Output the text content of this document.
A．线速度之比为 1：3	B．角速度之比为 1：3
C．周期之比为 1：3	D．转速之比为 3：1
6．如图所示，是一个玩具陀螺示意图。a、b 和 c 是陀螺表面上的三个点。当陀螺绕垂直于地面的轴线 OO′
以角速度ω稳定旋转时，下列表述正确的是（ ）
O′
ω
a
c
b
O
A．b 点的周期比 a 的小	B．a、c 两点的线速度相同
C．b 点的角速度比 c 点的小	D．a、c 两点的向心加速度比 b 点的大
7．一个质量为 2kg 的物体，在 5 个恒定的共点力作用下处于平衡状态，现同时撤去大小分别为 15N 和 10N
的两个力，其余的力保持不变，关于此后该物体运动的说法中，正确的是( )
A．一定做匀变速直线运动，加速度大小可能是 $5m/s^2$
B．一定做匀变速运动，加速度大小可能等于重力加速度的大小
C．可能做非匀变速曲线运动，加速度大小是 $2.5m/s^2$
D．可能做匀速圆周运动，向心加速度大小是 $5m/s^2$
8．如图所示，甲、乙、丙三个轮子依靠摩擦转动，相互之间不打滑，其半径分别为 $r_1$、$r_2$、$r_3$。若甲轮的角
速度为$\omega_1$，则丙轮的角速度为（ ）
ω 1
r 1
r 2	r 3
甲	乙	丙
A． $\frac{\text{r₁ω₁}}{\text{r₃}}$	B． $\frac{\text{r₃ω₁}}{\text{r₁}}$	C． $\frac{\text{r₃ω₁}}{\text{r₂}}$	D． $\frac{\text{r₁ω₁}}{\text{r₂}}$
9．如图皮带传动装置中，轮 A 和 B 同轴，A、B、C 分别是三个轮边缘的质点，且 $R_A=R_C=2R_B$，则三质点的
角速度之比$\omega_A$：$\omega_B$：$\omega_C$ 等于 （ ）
* * * * * * * * *
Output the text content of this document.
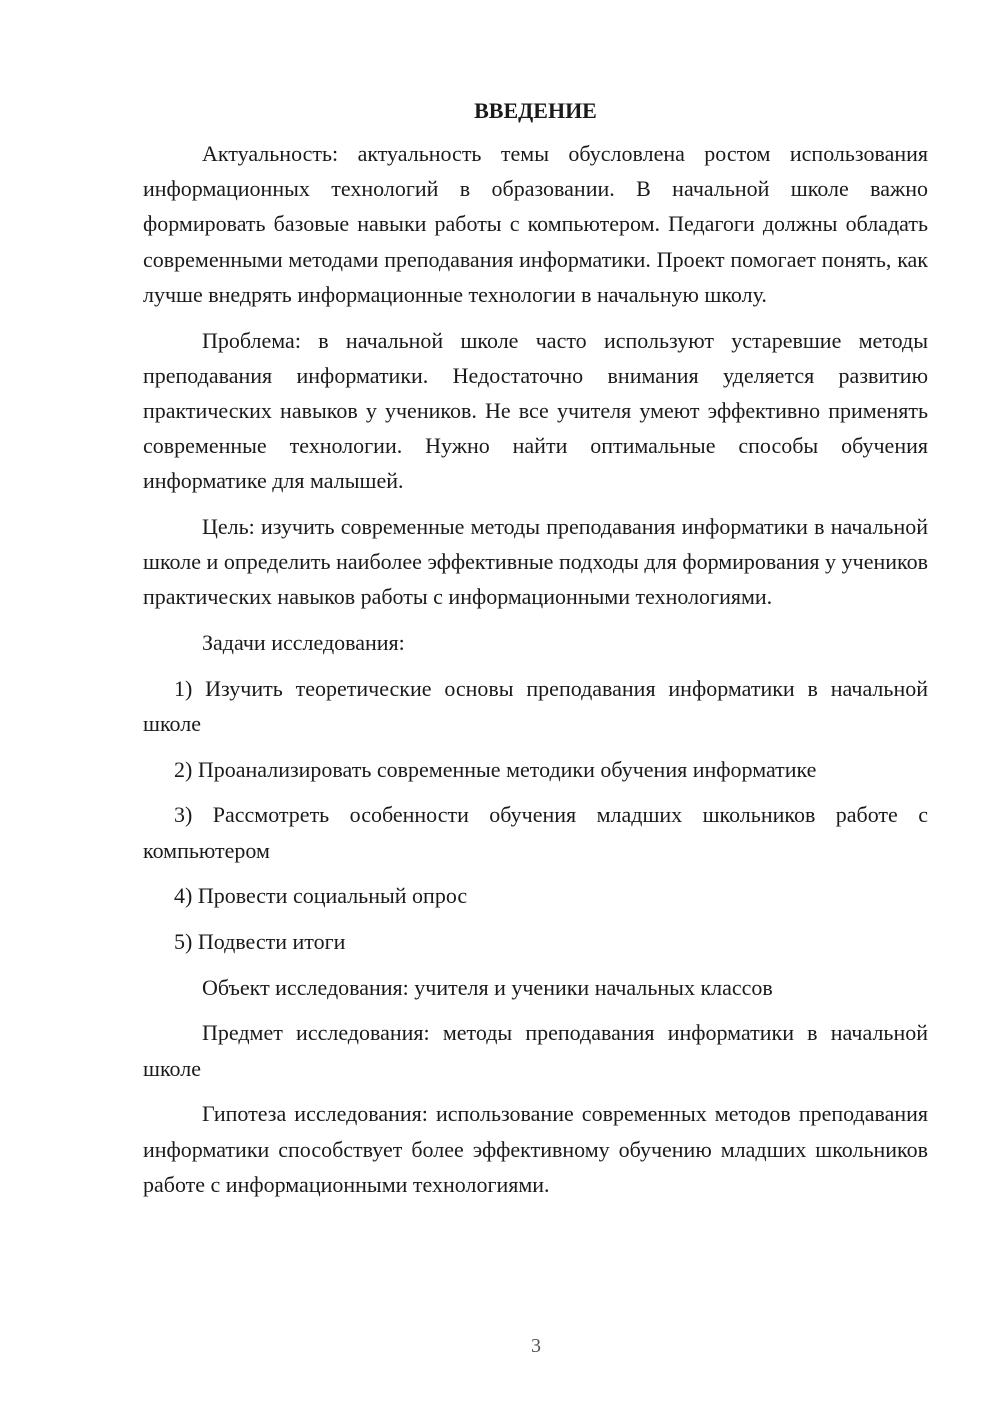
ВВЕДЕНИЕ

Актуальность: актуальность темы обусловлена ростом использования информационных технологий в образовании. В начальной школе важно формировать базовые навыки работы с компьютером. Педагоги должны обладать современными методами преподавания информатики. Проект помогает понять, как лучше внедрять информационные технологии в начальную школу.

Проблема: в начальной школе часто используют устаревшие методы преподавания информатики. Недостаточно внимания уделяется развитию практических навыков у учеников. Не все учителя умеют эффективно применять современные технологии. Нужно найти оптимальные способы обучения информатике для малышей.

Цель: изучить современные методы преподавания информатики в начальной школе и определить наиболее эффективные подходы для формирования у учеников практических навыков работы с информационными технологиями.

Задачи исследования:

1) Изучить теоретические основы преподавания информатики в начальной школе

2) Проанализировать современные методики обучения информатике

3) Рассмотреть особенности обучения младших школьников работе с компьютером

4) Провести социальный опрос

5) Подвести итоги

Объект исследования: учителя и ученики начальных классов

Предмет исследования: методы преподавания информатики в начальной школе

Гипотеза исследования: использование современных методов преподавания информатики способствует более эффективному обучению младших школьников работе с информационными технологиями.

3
* * * * * * * * *
WHAT THIS TASK INVOLVES: Locate all lines that include the word "работе" and copy them out.

OUTPUT FOR THIS TASK:
3) Рассмотреть особенности обучения младших школьников работе с компьютером
Гипотеза исследования: использование современных методов преподавания информатики способствует более эффективному обучению младших школьников работе с информационными технологиями.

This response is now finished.